---------- Source data

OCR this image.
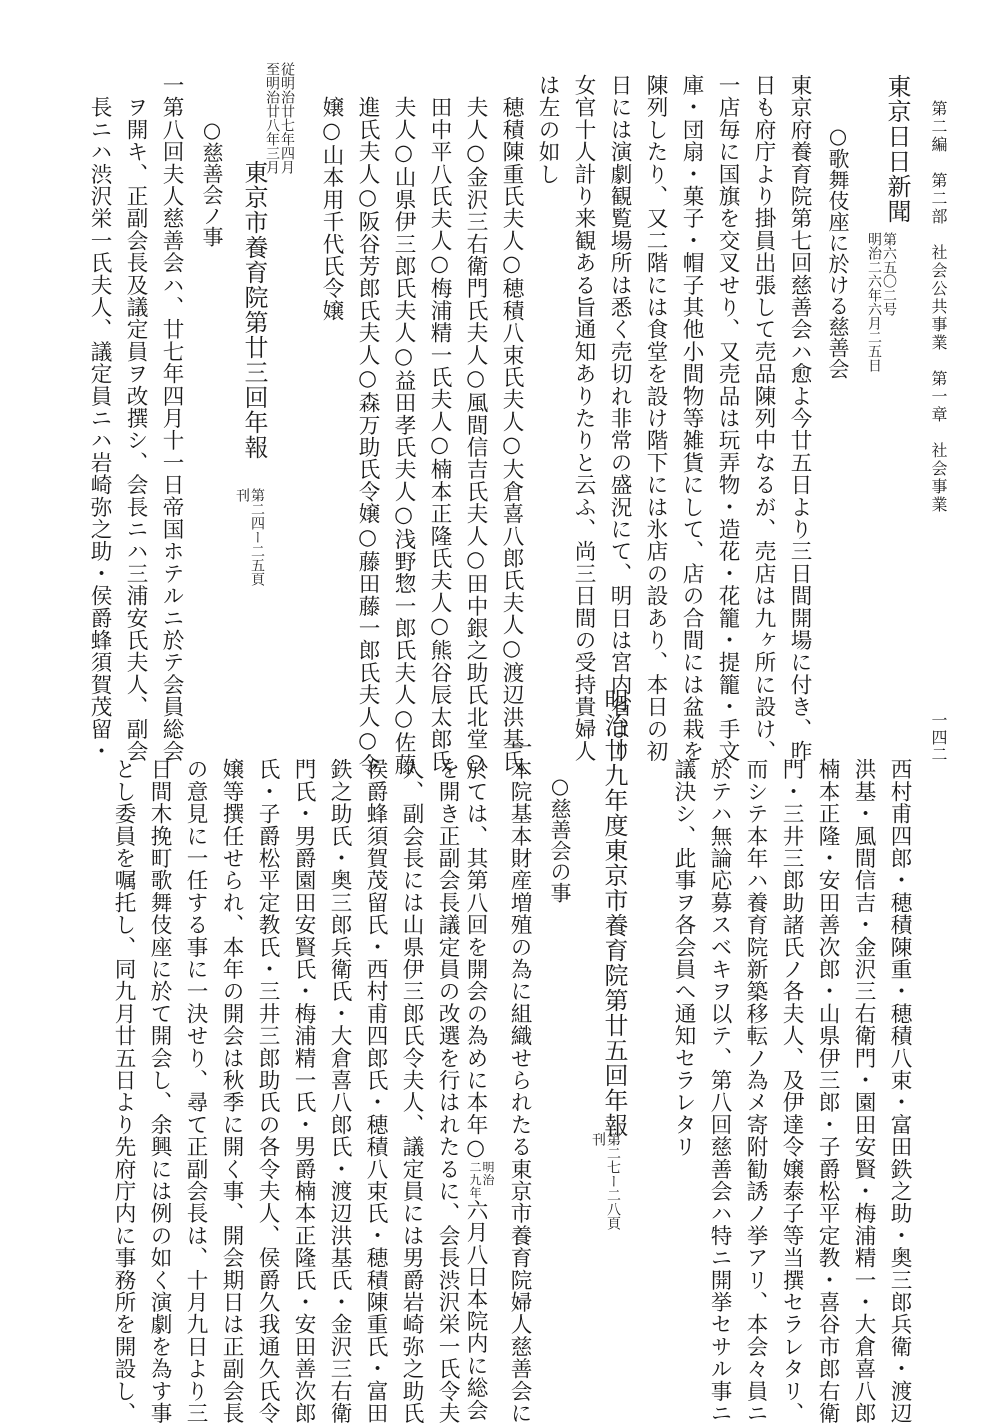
第二編　第二部　社会公共事業　第一章　社会事業
一四二
東京日日新聞
第六五〇二号
明治二六年六月二五日
○歌舞伎座に於ける慈善会
東京府養育院第七回慈善会ハ愈よ今廿五日より三日間開場に付き、昨
日も府庁より掛員出張して売品陳列中なるが、売店は九ヶ所に設け、
一店毎に国旗を交叉せり、又売品は玩弄物・造花・花籠・提籠・手文
庫・団扇・菓子・帽子其他小間物等雑貨にして、店の合間には盆栽を
陳列したり、又二階には食堂を設け階下には氷店の設あり、本日の初
日には演劇観覧場所は悉く売切れ非常の盛況にて、明日は宮内省より
女官十人計り来観ある旨通知ありたりと云ふ、尚三日間の受持貴婦人
は左の如し
　穂積陳重氏夫人○穂積八束氏夫人○大倉喜八郎氏夫人○渡辺洪基氏
　夫人○金沢三右衛門氏夫人○風間信吉氏夫人○田中銀之助氏北堂○
　田中平八氏夫人○梅浦精一氏夫人○楠本正隆氏夫人○熊谷辰太郎氏
　夫人○山県伊三郎氏夫人○益田孝氏夫人○浅野惣一郎氏夫人○佐藤
　進氏夫人○阪谷芳郎氏夫人○森万助氏令嬢○藤田藤一郎氏夫人○令
　嬢○山本用千代氏令嬢
従明治廿七年四月
至明治廿八年三月
東京市養育院第廿三回年報
第二四ー二五頁
刊
○慈善会ノ事
一第八回夫人慈善会ハ、廿七年四月十一日帝国ホテルニ於テ会員総会
　ヲ開キ、正副会長及議定員ヲ改撰シ、会長ニハ三浦安氏夫人、副会
　長ニハ渋沢栄一氏夫人、議定員ニハ岩崎弥之助・侯爵蜂須賀茂留・
　西村甫四郎・穂積陳重・穂積八束・富田鉄之助・奥三郎兵衛・渡辺
　洪基・風間信吉・金沢三右衛門・園田安賢・梅浦精一・大倉喜八郎
　楠本正隆・安田善次郎・山県伊三郎・子爵松平定教・喜谷市郎右衛
　門・三井三郎助諸氏ノ各夫人、及伊達令嬢泰子等当撰セラレタリ、
　而シテ本年ハ養育院新築移転ノ為メ寄附勧誘ノ挙アリ、本会々員ニ
　於テハ無論応募スベキヲ以テ、第八回慈善会ハ特ニ開挙セサル事ニ
　議決シ、此事ヲ各会員へ通知セラレタリ
明治廿九年度東京市養育院第廿五回年報
第二七ー二八頁
刊
○慈善会の事
一本院基本財産増殖の為に組織せられたる東京市養育院婦人慈善会に
　於ては、其第八回を開会の為めに本年○明治
二九年六月八日本院内に総会
　を開き正副会長議定員の改選を行はれたるに、会長渋沢栄一氏令夫
　人、副会長には山県伊三郎氏令夫人、議定員には男爵岩崎弥之助氏
　侯爵蜂須賀茂留氏・西村甫四郎氏・穂積八束氏・穂積陳重氏・富田
　鉄之助氏・奥三郎兵衛氏・大倉喜八郎氏・渡辺洪基氏・金沢三右衛
　門氏・男爵園田安賢氏・梅浦精一氏・男爵楠本正隆氏・安田善次郎
　氏・子爵松平定教氏・三井三郎助氏の各令夫人、侯爵久我通久氏令
　嬢等撰任せられ、本年の開会は秋季に開く事、開会期日は正副会長
　の意見に一任する事に一決せり、尋て正副会長は、十月九日より三
　日間木挽町歌舞伎座に於て開会し、余興には例の如く演劇を為す事
　とし委員を嘱托し、同九月廿五日より先府庁内に事務所を開設し、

--------------------

Using the data above, write out every line exactly, leaving the images behind.

OCR this image.
第二編　第二部　社会公共事業　第一章　社会事業
一四二
東京日日新聞
第六五〇二号
明治二六年六月二五日
○歌舞伎座に於ける慈善会
東京府養育院第七回慈善会ハ愈よ今廿五日より三日間開場に付き、昨
日も府庁より掛員出張して売品陳列中なるが、売店は九ヶ所に設け、
一店毎に国旗を交叉せり、又売品は玩弄物・造花・花籠・提籠・手文
庫・団扇・菓子・帽子其他小間物等雑貨にして、店の合間には盆栽を
陳列したり、又二階には食堂を設け階下には氷店の設あり、本日の初
日には演劇観覧場所は悉く売切れ非常の盛況にて、明日は宮内省より
女官十人計り来観ある旨通知ありたりと云ふ、尚三日間の受持貴婦人
は左の如し
　穂積陳重氏夫人○穂積八束氏夫人○大倉喜八郎氏夫人○渡辺洪基氏
　夫人○金沢三右衛門氏夫人○風間信吉氏夫人○田中銀之助氏北堂○
　田中平八氏夫人○梅浦精一氏夫人○楠本正隆氏夫人○熊谷辰太郎氏
　夫人○山県伊三郎氏夫人○益田孝氏夫人○浅野惣一郎氏夫人○佐藤
　進氏夫人○阪谷芳郎氏夫人○森万助氏令嬢○藤田藤一郎氏夫人○令
　嬢○山本用千代氏令嬢
従明治廿七年四月
至明治廿八年三月
東京市養育院第廿三回年報
第二四ー二五頁
刊
○慈善会ノ事
一第八回夫人慈善会ハ、廿七年四月十一日帝国ホテルニ於テ会員総会
　ヲ開キ、正副会長及議定員ヲ改撰シ、会長ニハ三浦安氏夫人、副会
　長ニハ渋沢栄一氏夫人、議定員ニハ岩崎弥之助・侯爵蜂須賀茂留・
　西村甫四郎・穂積陳重・穂積八束・富田鉄之助・奥三郎兵衛・渡辺
　洪基・風間信吉・金沢三右衛門・園田安賢・梅浦精一・大倉喜八郎
　楠本正隆・安田善次郎・山県伊三郎・子爵松平定教・喜谷市郎右衛
　門・三井三郎助諸氏ノ各夫人、及伊達令嬢泰子等当撰セラレタリ、
　而シテ本年ハ養育院新築移転ノ為メ寄附勧誘ノ挙アリ、本会々員ニ
　於テハ無論応募スベキヲ以テ、第八回慈善会ハ特ニ開挙セサル事ニ
　議決シ、此事ヲ各会員へ通知セラレタリ
明治廿九年度東京市養育院第廿五回年報
第二七ー二八頁
刊
○慈善会の事
一本院基本財産増殖の為に組織せられたる東京市養育院婦人慈善会に
　於ては、其第八回を開会の為めに本年○明治
二九年六月八日本院内に総会
　を開き正副会長議定員の改選を行はれたるに、会長渋沢栄一氏令夫
　人、副会長には山県伊三郎氏令夫人、議定員には男爵岩崎弥之助氏
　侯爵蜂須賀茂留氏・西村甫四郎氏・穂積八束氏・穂積陳重氏・富田
　鉄之助氏・奥三郎兵衛氏・大倉喜八郎氏・渡辺洪基氏・金沢三右衛
　門氏・男爵園田安賢氏・梅浦精一氏・男爵楠本正隆氏・安田善次郎
　氏・子爵松平定教氏・三井三郎助氏の各令夫人、侯爵久我通久氏令
　嬢等撰任せられ、本年の開会は秋季に開く事、開会期日は正副会長
　の意見に一任する事に一決せり、尋て正副会長は、十月九日より三
　日間木挽町歌舞伎座に於て開会し、余興には例の如く演劇を為す事
　とし委員を嘱托し、同九月廿五日より先府庁内に事務所を開設し、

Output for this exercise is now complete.